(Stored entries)

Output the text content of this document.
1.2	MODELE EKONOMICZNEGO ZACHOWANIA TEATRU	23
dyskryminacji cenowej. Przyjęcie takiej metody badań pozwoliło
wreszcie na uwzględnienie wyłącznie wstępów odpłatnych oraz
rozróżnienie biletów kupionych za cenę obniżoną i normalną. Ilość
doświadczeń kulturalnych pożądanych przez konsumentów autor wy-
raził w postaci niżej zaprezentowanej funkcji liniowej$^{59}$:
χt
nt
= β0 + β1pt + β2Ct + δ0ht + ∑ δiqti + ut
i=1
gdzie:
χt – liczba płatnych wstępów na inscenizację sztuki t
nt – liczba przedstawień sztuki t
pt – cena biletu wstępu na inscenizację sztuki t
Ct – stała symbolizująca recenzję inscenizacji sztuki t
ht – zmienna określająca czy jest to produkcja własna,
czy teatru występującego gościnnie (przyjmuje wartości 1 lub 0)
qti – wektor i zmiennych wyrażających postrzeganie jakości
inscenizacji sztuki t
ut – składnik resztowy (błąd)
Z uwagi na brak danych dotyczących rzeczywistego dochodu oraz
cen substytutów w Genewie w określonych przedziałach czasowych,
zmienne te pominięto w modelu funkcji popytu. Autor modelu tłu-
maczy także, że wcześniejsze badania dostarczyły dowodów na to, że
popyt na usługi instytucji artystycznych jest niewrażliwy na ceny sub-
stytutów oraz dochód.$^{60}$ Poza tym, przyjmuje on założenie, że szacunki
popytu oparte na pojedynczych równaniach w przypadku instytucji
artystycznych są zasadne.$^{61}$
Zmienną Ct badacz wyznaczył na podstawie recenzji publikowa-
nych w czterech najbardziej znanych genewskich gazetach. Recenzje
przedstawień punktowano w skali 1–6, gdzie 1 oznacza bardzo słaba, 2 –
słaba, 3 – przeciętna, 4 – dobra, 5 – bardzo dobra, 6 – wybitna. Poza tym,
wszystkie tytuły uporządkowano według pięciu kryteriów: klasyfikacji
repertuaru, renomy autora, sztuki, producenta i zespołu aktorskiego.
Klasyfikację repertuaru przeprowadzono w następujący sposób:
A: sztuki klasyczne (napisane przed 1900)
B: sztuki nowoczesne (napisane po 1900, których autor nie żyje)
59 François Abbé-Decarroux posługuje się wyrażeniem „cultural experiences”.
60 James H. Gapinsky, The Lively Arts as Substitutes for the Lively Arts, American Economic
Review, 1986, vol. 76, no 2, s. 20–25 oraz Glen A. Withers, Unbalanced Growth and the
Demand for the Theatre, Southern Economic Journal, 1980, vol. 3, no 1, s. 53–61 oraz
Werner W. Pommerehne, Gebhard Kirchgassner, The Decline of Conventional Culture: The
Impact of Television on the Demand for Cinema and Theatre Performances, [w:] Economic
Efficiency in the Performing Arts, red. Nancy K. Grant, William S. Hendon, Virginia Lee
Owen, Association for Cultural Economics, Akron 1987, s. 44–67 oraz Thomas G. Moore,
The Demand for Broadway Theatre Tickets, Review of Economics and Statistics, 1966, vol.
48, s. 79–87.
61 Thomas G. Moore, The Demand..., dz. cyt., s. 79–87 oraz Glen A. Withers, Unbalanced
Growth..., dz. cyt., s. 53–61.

[What the exercise asks]: Using the data above, output each line exactly.

[Response to this exercise]:
Output the text content of this document.
1.2	MODELE EKONOMICZNEGO ZACHOWANIA TEATRU	23
dyskryminacji cenowej. Przyjęcie takiej metody badań pozwoliło
wreszcie na uwzględnienie wyłącznie wstępów odpłatnych oraz
rozróżnienie biletów kupionych za cenę obniżoną i normalną. Ilość
doświadczeń kulturalnych pożądanych przez konsumentów autor wy-
raził w postaci niżej zaprezentowanej funkcji liniowej$^{59}$:
χt
nt
= β0 + β1pt + β2Ct + δ0ht + ∑ δiqti + ut
i=1
gdzie:
χt – liczba płatnych wstępów na inscenizację sztuki t
nt – liczba przedstawień sztuki t
pt – cena biletu wstępu na inscenizację sztuki t
Ct – stała symbolizująca recenzję inscenizacji sztuki t
ht – zmienna określająca czy jest to produkcja własna,
czy teatru występującego gościnnie (przyjmuje wartości 1 lub 0)
qti – wektor i zmiennych wyrażających postrzeganie jakości
inscenizacji sztuki t
ut – składnik resztowy (błąd)
Z uwagi na brak danych dotyczących rzeczywistego dochodu oraz
cen substytutów w Genewie w określonych przedziałach czasowych,
zmienne te pominięto w modelu funkcji popytu. Autor modelu tłu-
maczy także, że wcześniejsze badania dostarczyły dowodów na to, że
popyt na usługi instytucji artystycznych jest niewrażliwy na ceny sub-
stytutów oraz dochód.$^{60}$ Poza tym, przyjmuje on założenie, że szacunki
popytu oparte na pojedynczych równaniach w przypadku instytucji
artystycznych są zasadne.$^{61}$
Zmienną Ct badacz wyznaczył na podstawie recenzji publikowa-
nych w czterech najbardziej znanych genewskich gazetach. Recenzje
przedstawień punktowano w skali 1–6, gdzie 1 oznacza bardzo słaba, 2 –
słaba, 3 – przeciętna, 4 – dobra, 5 – bardzo dobra, 6 – wybitna. Poza tym,
wszystkie tytuły uporządkowano według pięciu kryteriów: klasyfikacji
repertuaru, renomy autora, sztuki, producenta i zespołu aktorskiego.
Klasyfikację repertuaru przeprowadzono w następujący sposób:
A: sztuki klasyczne (napisane przed 1900)
B: sztuki nowoczesne (napisane po 1900, których autor nie żyje)
59 François Abbé-Decarroux posługuje się wyrażeniem „cultural experiences”.
60 James H. Gapinsky, The Lively Arts as Substitutes for the Lively Arts, American Economic
Review, 1986, vol. 76, no 2, s. 20–25 oraz Glen A. Withers, Unbalanced Growth and the
Demand for the Theatre, Southern Economic Journal, 1980, vol. 3, no 1, s. 53–61 oraz
Werner W. Pommerehne, Gebhard Kirchgassner, The Decline of Conventional Culture: The
Impact of Television on the Demand for Cinema and Theatre Performances, [w:] Economic
Efficiency in the Performing Arts, red. Nancy K. Grant, William S. Hendon, Virginia Lee
Owen, Association for Cultural Economics, Akron 1987, s. 44–67 oraz Thomas G. Moore,
The Demand for Broadway Theatre Tickets, Review of Economics and Statistics, 1966, vol.
48, s. 79–87.
61 Thomas G. Moore, The Demand..., dz. cyt., s. 79–87 oraz Glen A. Withers, Unbalanced
Growth..., dz. cyt., s. 53–61.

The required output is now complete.